┌─ DATA LINES
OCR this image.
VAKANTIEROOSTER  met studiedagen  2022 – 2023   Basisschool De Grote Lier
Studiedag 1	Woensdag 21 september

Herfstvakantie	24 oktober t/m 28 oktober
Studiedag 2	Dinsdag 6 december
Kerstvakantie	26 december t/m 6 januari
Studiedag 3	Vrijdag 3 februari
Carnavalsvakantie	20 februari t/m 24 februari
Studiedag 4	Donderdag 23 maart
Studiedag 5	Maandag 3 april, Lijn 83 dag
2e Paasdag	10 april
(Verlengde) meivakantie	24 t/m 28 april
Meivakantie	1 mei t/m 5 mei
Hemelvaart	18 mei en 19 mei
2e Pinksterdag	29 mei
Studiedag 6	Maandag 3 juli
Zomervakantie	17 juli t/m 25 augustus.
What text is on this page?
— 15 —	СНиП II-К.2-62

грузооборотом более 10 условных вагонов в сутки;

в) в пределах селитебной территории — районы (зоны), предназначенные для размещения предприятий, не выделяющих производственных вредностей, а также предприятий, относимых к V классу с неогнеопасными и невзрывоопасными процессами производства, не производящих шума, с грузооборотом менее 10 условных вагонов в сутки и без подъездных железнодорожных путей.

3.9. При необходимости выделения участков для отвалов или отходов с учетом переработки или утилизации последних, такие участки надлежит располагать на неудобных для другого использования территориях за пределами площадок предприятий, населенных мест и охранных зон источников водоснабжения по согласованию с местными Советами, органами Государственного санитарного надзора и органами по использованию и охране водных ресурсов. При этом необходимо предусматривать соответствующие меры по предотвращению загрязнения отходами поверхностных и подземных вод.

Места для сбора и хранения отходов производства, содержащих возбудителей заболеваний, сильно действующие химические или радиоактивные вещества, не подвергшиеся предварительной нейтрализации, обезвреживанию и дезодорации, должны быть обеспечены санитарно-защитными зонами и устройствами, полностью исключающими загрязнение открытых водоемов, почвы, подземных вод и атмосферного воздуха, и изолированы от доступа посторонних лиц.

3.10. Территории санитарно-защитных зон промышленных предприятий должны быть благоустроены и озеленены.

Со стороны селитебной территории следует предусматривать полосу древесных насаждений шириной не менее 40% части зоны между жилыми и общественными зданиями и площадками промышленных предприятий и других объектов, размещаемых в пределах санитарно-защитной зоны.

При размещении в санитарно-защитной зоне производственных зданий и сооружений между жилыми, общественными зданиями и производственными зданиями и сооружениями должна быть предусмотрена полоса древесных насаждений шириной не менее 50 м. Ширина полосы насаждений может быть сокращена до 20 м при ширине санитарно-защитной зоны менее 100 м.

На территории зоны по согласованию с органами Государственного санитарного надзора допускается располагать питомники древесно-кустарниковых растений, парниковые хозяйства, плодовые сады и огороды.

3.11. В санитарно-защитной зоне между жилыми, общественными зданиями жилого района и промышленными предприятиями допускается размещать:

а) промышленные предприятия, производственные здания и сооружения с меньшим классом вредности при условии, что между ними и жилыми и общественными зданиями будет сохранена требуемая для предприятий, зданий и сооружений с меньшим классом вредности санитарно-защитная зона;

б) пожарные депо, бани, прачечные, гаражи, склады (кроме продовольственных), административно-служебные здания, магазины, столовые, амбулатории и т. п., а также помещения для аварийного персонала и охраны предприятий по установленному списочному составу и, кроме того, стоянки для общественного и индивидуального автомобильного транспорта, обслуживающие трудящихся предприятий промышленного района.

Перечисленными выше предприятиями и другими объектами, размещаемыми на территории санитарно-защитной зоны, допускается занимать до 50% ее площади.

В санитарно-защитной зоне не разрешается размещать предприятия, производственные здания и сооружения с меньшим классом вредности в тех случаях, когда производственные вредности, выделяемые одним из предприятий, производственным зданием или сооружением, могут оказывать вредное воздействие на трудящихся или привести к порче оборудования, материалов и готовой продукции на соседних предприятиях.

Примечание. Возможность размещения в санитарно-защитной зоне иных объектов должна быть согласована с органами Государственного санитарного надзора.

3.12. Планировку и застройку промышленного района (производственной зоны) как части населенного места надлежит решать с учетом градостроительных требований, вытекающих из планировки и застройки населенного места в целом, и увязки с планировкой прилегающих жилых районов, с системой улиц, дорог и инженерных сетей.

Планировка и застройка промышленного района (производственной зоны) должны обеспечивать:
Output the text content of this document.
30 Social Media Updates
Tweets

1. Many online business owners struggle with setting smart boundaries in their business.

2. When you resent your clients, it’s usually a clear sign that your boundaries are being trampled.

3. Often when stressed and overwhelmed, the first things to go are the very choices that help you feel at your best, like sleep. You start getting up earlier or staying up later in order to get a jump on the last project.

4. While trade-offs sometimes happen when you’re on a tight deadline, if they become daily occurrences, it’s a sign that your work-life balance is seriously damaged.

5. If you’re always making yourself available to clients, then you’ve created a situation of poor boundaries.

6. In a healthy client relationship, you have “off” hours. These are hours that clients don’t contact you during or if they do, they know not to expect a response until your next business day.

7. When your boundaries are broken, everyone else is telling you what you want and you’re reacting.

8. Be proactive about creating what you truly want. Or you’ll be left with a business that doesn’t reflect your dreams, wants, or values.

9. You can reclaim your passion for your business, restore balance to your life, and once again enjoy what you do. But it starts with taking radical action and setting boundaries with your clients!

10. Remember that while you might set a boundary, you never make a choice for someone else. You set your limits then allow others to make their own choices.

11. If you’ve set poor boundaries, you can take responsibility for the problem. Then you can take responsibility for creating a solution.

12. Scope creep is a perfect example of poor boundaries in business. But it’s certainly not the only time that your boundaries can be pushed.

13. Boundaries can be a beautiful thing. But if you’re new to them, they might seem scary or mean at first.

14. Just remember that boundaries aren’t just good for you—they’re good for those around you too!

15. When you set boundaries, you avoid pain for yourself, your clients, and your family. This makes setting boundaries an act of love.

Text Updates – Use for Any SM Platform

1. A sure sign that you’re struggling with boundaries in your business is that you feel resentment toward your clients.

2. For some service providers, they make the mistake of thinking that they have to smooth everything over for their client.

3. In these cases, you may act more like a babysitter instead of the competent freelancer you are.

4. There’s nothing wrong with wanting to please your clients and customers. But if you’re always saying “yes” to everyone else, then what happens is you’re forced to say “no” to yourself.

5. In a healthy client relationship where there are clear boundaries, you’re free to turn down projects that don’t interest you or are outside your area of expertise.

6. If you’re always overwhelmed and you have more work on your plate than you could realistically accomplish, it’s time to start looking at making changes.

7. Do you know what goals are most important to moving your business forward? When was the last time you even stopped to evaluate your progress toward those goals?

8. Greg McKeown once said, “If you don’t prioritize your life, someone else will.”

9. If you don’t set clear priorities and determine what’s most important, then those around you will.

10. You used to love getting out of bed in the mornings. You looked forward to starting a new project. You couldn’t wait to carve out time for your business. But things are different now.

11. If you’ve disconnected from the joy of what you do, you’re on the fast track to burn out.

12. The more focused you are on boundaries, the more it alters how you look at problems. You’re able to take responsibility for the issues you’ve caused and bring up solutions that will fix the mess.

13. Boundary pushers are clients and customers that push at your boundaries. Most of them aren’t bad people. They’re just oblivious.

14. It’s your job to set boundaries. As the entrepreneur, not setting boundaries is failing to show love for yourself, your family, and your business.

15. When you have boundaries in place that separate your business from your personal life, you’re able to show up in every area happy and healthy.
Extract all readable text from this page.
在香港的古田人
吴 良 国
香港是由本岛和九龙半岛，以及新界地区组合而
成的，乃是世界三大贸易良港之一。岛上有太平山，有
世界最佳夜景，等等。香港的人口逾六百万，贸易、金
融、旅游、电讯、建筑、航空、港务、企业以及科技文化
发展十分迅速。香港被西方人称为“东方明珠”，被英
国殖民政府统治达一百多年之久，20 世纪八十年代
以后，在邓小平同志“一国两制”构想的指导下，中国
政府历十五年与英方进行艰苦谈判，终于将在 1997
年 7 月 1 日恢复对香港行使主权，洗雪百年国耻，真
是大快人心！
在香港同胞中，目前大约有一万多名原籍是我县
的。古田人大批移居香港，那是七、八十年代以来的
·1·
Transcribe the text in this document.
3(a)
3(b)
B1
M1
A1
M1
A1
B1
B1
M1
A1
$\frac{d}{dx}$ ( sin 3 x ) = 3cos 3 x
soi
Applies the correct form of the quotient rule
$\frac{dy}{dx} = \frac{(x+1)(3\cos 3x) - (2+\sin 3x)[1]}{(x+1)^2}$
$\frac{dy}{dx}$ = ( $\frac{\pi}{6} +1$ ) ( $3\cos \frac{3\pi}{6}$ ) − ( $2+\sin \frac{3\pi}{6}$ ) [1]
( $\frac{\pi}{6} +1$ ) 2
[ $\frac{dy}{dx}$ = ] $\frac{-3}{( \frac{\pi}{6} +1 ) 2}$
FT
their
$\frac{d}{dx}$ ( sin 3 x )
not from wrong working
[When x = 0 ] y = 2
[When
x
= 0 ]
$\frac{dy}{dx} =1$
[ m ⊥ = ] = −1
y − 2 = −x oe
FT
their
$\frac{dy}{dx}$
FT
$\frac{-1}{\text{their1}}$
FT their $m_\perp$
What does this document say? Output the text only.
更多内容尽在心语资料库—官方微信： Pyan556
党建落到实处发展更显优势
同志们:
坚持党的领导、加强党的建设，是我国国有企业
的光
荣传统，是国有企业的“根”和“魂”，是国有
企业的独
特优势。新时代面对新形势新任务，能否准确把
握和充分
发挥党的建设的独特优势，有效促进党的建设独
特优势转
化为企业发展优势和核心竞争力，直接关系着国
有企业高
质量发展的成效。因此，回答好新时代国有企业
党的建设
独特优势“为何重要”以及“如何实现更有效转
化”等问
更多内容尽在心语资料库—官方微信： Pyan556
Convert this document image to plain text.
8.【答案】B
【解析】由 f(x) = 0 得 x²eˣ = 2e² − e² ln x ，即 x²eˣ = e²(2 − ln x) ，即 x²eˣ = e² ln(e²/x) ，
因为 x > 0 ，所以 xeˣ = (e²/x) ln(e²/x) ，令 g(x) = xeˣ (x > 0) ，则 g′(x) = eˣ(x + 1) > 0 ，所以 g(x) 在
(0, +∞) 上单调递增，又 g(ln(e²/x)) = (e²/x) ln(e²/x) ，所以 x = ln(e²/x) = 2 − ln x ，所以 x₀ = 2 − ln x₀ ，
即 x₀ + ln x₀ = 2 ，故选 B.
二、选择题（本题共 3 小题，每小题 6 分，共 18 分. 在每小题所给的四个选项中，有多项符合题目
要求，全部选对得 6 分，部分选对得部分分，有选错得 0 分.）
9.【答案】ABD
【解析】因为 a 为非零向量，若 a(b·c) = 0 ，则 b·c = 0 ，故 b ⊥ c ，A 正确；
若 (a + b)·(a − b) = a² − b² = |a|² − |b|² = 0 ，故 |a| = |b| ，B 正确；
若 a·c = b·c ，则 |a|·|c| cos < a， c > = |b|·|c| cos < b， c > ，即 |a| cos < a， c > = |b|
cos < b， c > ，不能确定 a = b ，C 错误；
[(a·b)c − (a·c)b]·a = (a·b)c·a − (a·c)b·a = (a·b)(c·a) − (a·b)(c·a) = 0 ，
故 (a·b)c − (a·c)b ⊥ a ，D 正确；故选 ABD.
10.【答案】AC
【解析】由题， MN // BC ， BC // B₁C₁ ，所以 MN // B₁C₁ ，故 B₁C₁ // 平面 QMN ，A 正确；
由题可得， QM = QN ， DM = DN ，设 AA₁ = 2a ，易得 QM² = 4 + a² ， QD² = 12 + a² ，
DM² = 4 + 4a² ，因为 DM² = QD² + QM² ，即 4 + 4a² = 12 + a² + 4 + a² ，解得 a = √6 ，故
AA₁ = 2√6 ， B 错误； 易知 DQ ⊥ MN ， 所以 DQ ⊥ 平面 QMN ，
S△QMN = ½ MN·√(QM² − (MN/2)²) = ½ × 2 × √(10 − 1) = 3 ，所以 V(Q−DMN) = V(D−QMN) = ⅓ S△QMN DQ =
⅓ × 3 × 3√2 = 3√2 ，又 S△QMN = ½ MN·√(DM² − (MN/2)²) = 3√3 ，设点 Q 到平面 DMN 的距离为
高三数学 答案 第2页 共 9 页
└─
In the listing above, locate each line with "always" and copy it.

5. If you’re always making yourself available to clients, then you’ve created a situation of poor boundaries.
4. There’s nothing wrong with wanting to please your clients and customers. But if you’re always saying “yes” to everyone else, then what happens is you’re forced to say “no” to yourself.
6. If you’re always overwhelmed and you have more work on your plate than you could realistically accomplish, it’s time to start looking at making changes.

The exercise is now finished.